STATED GOAL: Retype the records below exactly as they appear, but leave out any pictures.

** Start of INPUT RECORDS **

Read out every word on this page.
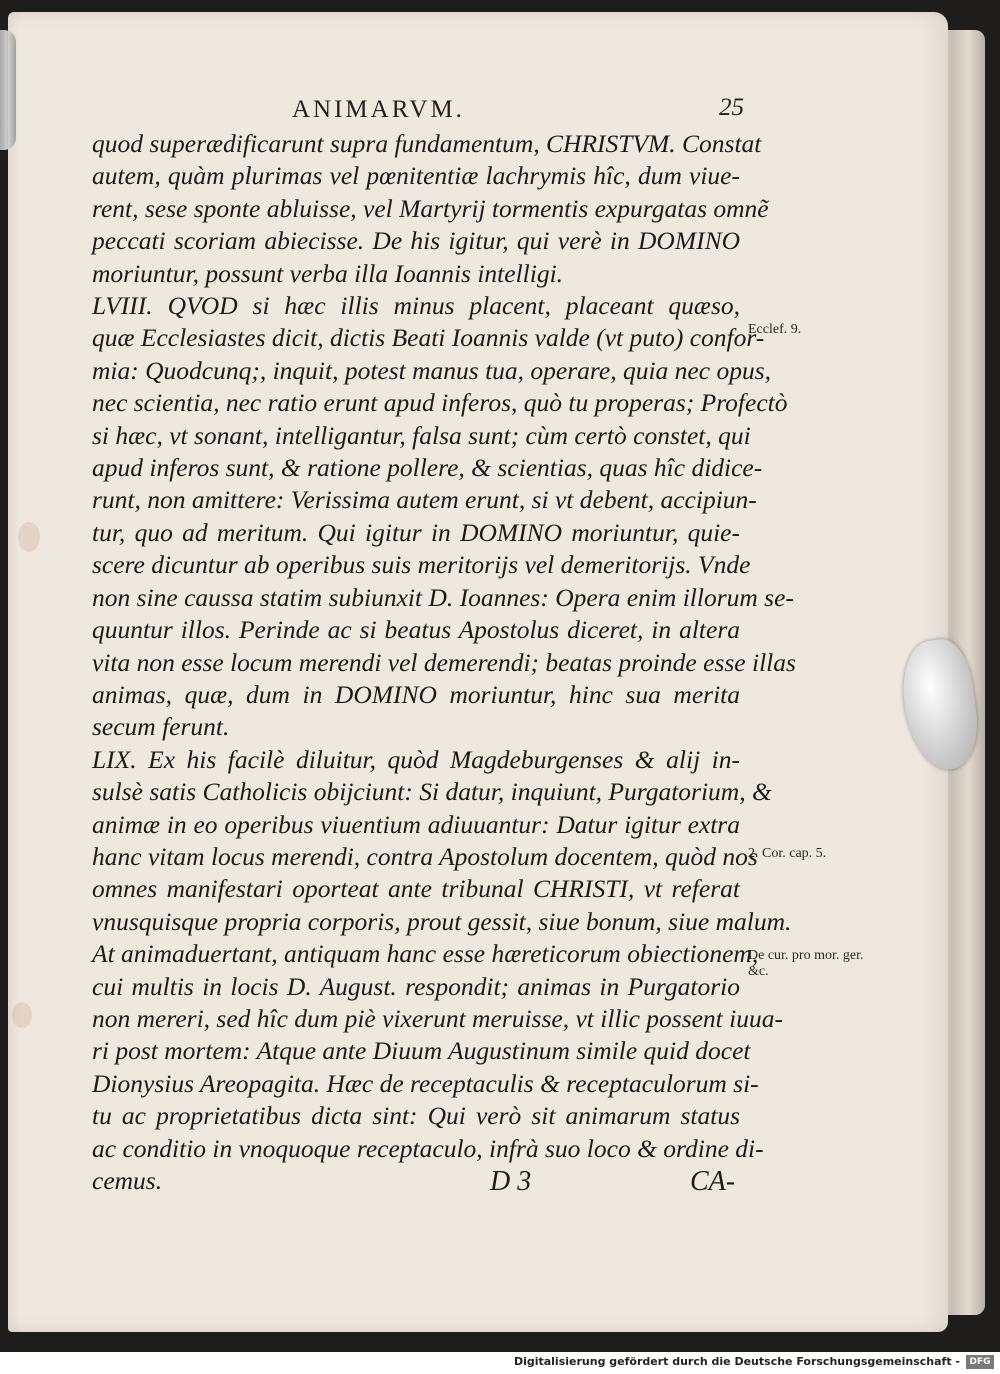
ANIMARVM.	25
quod superædificarunt supra fundamentum, CHRISTVM. Constat
autem, quàm plurimas vel pœnitentiæ lachrymis hîc, dum viue-
rent, sese sponte abluisse, vel Martyrij tormentis expurgatas omnẽ
peccati scoriam abiecisse. De his igitur, qui verè in DOMINO
moriuntur, possunt verba illa Ioannis intelligi.
LVIII. QVOD si hæc illis minus placent, placeant quæso,
quæ Ecclesiastes dicit, dictis Beati Ioannis valde (vt puto) confor-
mia: Quodcunq;, inquit, potest manus tua, operare, quia nec opus,
nec scientia, nec ratio erunt apud inferos, quò tu properas; Profectò
si hæc, vt sonant, intelligantur, falsa sunt; cùm certò constet, qui
apud inferos sunt, & ratione pollere, & scientias, quas hîc didice-
runt, non amittere: Verissima autem erunt, si vt debent, accipiun-
tur, quo ad meritum. Qui igitur in DOMINO moriuntur, quie-
scere dicuntur ab operibus suis meritorijs vel demeritorijs. Vnde
non sine caussa statim subiunxit D. Ioannes: Opera enim illorum se-
quuntur illos. Perinde ac si beatus Apostolus diceret, in altera
vita non esse locum merendi vel demerendi; beatas proinde esse illas
animas, quæ, dum in DOMINO moriuntur, hinc sua merita
secum ferunt.
LIX. Ex his facilè diluitur, quòd Magdeburgenses & alij in-
sulsè satis Catholicis obijciunt: Si datur, inquiunt, Purgatorium, &
animæ in eo operibus viuentium adiuuantur: Datur igitur extra
hanc vitam locus merendi, contra Apostolum docentem, quòd nos
omnes manifestari oporteat ante tribunal CHRISTI, vt referat
vnusquisque propria corporis, prout gessit, siue bonum, siue malum.
At animaduertant, antiquam hanc esse hæreticorum obiectionem,
cui multis in locis D. August. respondit; animas in Purgatorio
non mereri, sed hîc dum piè vixerunt meruisse, vt illic possent iuua-
ri post mortem: Atque ante Diuum Augustinum simile quid docet
Dionysius Areopagita. Hæc de receptaculis & receptaculorum si-
tu ac proprietatibus dicta sint: Qui verò sit animarum status
ac conditio in vnoquoque receptaculo, infrà suo loco & ordine di-
cemus.
Ecclef. 9.
2. Cor. cap. 5.
De cur. pro mor. ger. &c.
D 3	CA-
Digitalisierung gefördert durch die Deutsche Forschungsgemeinschaft -	DFG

** End of INPUT RECORDS **

RESPONSE TO THE TASK:
Read out every word on this page.
ANIMARVM.	25
quod superædificarunt supra fundamentum, CHRISTVM. Constat
autem, quàm plurimas vel pœnitentiæ lachrymis hîc, dum viue-
rent, sese sponte abluisse, vel Martyrij tormentis expurgatas omnẽ
peccati scoriam abiecisse. De his igitur, qui verè in DOMINO
moriuntur, possunt verba illa Ioannis intelligi.
LVIII. QVOD si hæc illis minus placent, placeant quæso,
quæ Ecclesiastes dicit, dictis Beati Ioannis valde (vt puto) confor-
mia: Quodcunq;, inquit, potest manus tua, operare, quia nec opus,
nec scientia, nec ratio erunt apud inferos, quò tu properas; Profectò
si hæc, vt sonant, intelligantur, falsa sunt; cùm certò constet, qui
apud inferos sunt, & ratione pollere, & scientias, quas hîc didice-
runt, non amittere: Verissima autem erunt, si vt debent, accipiun-
tur, quo ad meritum. Qui igitur in DOMINO moriuntur, quie-
scere dicuntur ab operibus suis meritorijs vel demeritorijs. Vnde
non sine caussa statim subiunxit D. Ioannes: Opera enim illorum se-
quuntur illos. Perinde ac si beatus Apostolus diceret, in altera
vita non esse locum merendi vel demerendi; beatas proinde esse illas
animas, quæ, dum in DOMINO moriuntur, hinc sua merita
secum ferunt.
LIX. Ex his facilè diluitur, quòd Magdeburgenses & alij in-
sulsè satis Catholicis obijciunt: Si datur, inquiunt, Purgatorium, &
animæ in eo operibus viuentium adiuuantur: Datur igitur extra
hanc vitam locus merendi, contra Apostolum docentem, quòd nos
omnes manifestari oporteat ante tribunal CHRISTI, vt referat
vnusquisque propria corporis, prout gessit, siue bonum, siue malum.
At animaduertant, antiquam hanc esse hæreticorum obiectionem,
cui multis in locis D. August. respondit; animas in Purgatorio
non mereri, sed hîc dum piè vixerunt meruisse, vt illic possent iuua-
ri post mortem: Atque ante Diuum Augustinum simile quid docet
Dionysius Areopagita. Hæc de receptaculis & receptaculorum si-
tu ac proprietatibus dicta sint: Qui verò sit animarum status
ac conditio in vnoquoque receptaculo, infrà suo loco & ordine di-
cemus.
Ecclef. 9.
2. Cor. cap. 5.
De cur. pro mor. ger. &c.
D 3	CA-
Digitalisierung gefördert durch die Deutsche Forschungsgemeinschaft -	DFG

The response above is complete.